Task prompt
Output the data exactly, with every line intact.

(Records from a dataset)
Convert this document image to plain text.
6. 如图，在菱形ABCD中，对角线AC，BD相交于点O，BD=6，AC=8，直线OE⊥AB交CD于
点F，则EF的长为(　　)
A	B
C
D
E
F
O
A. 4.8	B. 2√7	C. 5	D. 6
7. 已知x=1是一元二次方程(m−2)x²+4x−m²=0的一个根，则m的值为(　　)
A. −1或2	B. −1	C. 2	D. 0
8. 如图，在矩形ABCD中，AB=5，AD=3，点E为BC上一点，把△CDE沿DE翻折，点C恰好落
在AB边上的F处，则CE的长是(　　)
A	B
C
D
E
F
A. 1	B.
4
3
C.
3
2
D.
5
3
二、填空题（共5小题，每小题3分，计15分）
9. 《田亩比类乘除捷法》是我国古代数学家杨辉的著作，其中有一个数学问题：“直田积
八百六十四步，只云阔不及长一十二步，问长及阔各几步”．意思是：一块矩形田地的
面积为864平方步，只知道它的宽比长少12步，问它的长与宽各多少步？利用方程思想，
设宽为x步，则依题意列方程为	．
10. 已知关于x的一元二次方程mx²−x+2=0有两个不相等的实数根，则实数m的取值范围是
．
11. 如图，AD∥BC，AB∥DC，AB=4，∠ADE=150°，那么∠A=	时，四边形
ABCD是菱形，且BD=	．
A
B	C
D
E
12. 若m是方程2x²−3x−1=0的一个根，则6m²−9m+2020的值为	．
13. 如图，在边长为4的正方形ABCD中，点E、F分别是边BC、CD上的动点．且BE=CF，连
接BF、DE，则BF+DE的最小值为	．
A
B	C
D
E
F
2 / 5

Reply to the task
Convert this document image to plain text.
6. 如图，在菱形ABCD中，对角线AC，BD相交于点O，BD=6，AC=8，直线OE⊥AB交CD于
点F，则EF的长为(　　)
A	B
C
D
E
F
O
A. 4.8	B. 2√7	C. 5	D. 6
7. 已知x=1是一元二次方程(m−2)x²+4x−m²=0的一个根，则m的值为(　　)
A. −1或2	B. −1	C. 2	D. 0
8. 如图，在矩形ABCD中，AB=5，AD=3，点E为BC上一点，把△CDE沿DE翻折，点C恰好落
在AB边上的F处，则CE的长是(　　)
A	B
C
D
E
F
A. 1	B.
4
3
C.
3
2
D.
5
3
二、填空题（共5小题，每小题3分，计15分）
9. 《田亩比类乘除捷法》是我国古代数学家杨辉的著作，其中有一个数学问题：“直田积
八百六十四步，只云阔不及长一十二步，问长及阔各几步”．意思是：一块矩形田地的
面积为864平方步，只知道它的宽比长少12步，问它的长与宽各多少步？利用方程思想，
设宽为x步，则依题意列方程为	．
10. 已知关于x的一元二次方程mx²−x+2=0有两个不相等的实数根，则实数m的取值范围是
．
11. 如图，AD∥BC，AB∥DC，AB=4，∠ADE=150°，那么∠A=	时，四边形
ABCD是菱形，且BD=	．
A
B	C
D
E
12. 若m是方程2x²−3x−1=0的一个根，则6m²−9m+2020的值为	．
13. 如图，在边长为4的正方形ABCD中，点E、F分别是边BC、CD上的动点．且BE=CF，连
接BF、DE，则BF+DE的最小值为	．
A
B	C
D
E
F
2 / 5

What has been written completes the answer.